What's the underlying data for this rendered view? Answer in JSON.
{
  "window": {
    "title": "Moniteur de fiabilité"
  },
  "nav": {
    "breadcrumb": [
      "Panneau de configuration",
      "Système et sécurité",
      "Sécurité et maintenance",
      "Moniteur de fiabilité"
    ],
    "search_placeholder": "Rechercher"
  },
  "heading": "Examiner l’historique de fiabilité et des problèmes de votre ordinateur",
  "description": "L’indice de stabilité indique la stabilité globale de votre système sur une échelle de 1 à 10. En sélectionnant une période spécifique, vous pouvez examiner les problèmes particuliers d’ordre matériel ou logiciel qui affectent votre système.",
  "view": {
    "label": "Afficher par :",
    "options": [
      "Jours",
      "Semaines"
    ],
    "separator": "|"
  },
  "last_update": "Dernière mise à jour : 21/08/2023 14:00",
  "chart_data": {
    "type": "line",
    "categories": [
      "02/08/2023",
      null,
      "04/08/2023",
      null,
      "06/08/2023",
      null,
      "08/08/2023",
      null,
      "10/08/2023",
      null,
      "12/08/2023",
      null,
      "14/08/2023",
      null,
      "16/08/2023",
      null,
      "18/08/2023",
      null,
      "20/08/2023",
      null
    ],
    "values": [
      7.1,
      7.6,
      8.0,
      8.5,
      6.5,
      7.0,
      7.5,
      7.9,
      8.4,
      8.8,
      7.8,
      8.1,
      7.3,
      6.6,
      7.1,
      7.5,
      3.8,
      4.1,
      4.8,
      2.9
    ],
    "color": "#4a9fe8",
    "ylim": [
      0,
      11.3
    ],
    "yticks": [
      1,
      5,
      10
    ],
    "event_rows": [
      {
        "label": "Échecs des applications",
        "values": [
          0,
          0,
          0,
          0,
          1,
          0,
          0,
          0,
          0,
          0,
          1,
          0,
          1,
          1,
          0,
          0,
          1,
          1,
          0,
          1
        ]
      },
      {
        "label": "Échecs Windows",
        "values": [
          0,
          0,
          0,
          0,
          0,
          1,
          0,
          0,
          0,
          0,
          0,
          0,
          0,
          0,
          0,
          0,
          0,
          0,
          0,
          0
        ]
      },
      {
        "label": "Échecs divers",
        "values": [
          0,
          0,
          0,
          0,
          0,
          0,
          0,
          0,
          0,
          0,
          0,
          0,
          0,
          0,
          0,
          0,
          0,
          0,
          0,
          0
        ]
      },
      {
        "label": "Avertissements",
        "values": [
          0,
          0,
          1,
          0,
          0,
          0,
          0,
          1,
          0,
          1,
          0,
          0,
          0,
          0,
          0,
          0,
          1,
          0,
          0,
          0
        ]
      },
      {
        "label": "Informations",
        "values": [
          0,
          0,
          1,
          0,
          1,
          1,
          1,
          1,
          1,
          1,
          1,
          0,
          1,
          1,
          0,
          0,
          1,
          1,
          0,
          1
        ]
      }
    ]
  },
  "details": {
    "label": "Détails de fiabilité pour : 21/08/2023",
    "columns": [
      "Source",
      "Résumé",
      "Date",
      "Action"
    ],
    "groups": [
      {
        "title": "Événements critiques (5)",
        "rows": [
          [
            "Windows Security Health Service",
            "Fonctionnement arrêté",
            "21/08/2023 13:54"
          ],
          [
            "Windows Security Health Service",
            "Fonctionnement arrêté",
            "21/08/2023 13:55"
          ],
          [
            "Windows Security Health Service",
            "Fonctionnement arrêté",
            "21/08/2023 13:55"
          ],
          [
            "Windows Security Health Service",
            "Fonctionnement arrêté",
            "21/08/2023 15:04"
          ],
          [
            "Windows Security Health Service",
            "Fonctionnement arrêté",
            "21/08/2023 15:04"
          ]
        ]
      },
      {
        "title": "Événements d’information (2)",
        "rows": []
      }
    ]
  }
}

= = = = =

> [OBJECTIVE]
Say, as a bare number, how many lines in the entries above include the string "problèmes".

> [OUTPUT OF THE EXERCISE]
2